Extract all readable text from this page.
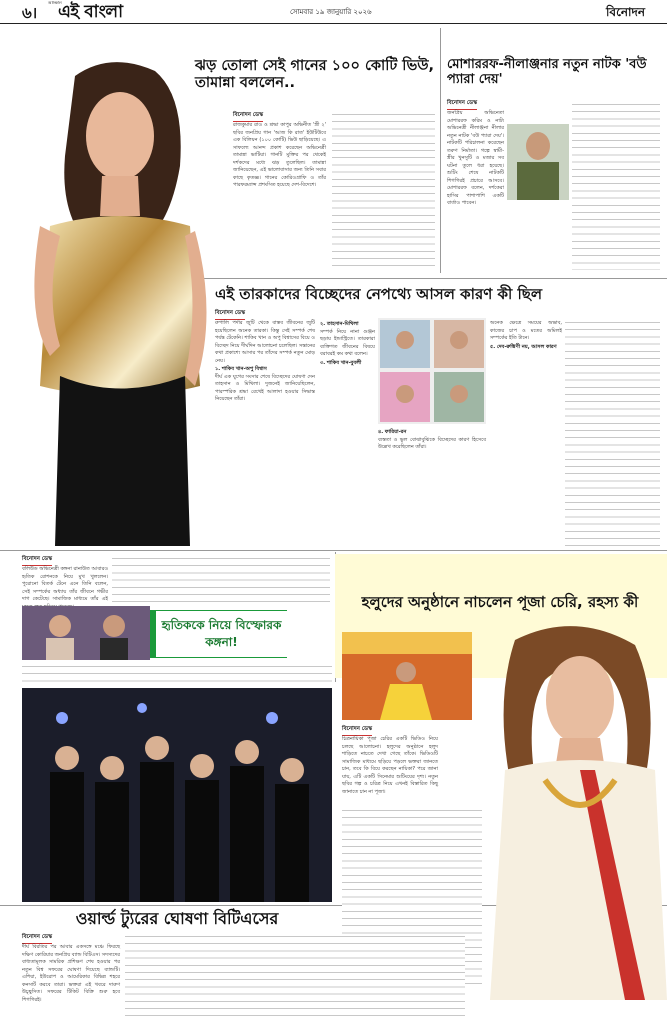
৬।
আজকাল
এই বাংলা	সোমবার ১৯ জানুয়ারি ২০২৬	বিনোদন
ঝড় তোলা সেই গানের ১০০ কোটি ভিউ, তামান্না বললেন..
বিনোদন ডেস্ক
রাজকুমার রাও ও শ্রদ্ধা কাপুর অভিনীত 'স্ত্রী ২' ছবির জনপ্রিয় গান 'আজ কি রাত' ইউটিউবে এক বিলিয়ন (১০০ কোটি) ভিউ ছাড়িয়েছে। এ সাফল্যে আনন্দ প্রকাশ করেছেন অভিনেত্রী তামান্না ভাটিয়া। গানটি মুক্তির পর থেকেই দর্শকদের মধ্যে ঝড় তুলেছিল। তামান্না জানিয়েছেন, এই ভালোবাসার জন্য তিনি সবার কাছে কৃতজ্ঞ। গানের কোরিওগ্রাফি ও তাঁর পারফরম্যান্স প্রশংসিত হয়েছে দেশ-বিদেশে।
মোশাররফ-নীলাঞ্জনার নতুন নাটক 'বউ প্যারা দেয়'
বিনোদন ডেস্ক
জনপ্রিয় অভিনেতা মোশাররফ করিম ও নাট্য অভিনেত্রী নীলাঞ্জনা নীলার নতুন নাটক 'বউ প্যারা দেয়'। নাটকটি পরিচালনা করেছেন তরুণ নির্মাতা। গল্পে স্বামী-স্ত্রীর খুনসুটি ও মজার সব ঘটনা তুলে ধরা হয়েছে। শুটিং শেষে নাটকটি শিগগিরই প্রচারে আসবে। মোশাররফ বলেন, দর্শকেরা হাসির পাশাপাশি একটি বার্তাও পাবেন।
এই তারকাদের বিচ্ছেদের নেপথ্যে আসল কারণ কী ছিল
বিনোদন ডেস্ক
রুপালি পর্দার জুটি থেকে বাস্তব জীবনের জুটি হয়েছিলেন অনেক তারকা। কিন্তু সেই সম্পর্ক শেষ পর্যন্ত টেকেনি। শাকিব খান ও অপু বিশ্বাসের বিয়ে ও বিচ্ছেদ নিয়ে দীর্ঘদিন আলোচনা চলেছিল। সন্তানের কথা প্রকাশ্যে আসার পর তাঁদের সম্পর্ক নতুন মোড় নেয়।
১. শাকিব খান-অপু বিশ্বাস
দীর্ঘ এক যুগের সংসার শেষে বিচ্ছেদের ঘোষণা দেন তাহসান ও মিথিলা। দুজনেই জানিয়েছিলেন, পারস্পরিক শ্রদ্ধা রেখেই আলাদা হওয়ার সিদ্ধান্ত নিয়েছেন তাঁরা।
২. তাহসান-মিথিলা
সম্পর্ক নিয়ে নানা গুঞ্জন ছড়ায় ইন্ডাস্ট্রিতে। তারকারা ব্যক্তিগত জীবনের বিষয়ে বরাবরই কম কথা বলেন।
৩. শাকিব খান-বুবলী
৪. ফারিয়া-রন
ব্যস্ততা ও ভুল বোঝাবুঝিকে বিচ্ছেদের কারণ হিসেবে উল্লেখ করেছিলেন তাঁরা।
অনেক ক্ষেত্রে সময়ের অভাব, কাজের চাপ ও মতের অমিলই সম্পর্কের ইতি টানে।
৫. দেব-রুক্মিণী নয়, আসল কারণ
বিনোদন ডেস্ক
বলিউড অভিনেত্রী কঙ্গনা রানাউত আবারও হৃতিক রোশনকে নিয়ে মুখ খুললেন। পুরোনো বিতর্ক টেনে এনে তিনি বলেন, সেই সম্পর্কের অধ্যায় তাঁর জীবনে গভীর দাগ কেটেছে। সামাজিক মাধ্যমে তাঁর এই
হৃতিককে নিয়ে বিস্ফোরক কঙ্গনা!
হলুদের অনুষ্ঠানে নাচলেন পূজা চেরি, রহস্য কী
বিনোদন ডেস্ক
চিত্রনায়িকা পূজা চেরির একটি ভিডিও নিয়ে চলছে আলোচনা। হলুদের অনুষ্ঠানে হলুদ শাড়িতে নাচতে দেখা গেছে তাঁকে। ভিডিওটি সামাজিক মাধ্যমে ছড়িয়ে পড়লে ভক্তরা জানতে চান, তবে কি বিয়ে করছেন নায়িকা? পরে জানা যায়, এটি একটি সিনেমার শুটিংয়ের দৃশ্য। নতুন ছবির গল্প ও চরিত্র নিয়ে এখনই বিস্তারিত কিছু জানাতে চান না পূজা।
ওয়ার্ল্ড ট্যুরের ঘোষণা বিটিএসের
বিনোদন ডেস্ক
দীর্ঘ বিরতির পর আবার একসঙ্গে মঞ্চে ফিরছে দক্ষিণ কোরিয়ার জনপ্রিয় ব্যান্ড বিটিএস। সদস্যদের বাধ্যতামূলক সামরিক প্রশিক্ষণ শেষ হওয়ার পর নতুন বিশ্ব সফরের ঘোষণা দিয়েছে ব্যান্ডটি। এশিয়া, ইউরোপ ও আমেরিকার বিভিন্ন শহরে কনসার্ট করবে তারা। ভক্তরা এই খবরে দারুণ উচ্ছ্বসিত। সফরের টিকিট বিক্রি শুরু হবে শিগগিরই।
****
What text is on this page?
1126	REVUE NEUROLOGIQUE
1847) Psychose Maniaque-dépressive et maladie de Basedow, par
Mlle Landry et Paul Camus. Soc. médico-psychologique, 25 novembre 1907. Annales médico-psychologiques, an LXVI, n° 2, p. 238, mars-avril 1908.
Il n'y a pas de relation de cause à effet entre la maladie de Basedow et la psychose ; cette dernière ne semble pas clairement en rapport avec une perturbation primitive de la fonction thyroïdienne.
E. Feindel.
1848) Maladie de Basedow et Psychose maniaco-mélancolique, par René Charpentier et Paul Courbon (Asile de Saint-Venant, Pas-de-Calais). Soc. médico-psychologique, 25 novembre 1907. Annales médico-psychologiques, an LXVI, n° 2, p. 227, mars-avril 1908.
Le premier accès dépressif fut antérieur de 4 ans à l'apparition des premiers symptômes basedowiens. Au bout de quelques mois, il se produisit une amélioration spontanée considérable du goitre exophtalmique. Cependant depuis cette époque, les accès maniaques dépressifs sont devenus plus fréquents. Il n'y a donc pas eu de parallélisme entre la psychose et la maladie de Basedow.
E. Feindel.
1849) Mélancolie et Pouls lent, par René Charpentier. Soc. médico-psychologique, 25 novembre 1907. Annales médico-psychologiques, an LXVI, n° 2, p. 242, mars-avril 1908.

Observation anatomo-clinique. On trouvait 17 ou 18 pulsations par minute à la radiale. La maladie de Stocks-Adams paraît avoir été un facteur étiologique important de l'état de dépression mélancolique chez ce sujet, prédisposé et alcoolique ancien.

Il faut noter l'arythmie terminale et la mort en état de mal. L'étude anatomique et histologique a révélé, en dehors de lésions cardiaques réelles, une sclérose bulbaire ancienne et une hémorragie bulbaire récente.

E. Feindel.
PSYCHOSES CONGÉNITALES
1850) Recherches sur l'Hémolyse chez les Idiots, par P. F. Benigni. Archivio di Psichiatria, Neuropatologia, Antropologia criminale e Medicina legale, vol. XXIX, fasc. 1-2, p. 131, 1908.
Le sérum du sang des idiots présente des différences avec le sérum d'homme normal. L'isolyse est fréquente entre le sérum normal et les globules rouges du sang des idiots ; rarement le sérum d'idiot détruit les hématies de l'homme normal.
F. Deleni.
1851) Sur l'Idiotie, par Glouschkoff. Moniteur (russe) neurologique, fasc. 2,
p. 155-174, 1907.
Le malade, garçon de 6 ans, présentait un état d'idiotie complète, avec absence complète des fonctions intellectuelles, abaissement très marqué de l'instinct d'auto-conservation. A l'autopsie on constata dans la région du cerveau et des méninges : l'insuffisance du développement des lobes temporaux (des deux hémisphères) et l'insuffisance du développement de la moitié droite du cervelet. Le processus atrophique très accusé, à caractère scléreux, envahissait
****
▸ STATED TASK
Copy every line of the listing where the word "Charpentier" appears.

▸ OUTPUT FOR THIS TASK
1848) Maladie de Basedow et Psychose maniaco-mélancolique, par René Charpentier et Paul Courbon (Asile de Saint-Venant, Pas-de-Calais). Soc. médico-psychologique, 25 novembre 1907. Annales médico-psychologiques, an LXVI, n° 2, p. 227, mars-avril 1908.
1849) Mélancolie et Pouls lent, par René Charpentier. Soc. médico-psychologique, 25 novembre 1907. Annales médico-psychologiques, an LXVI, n° 2, p. 242, mars-avril 1908.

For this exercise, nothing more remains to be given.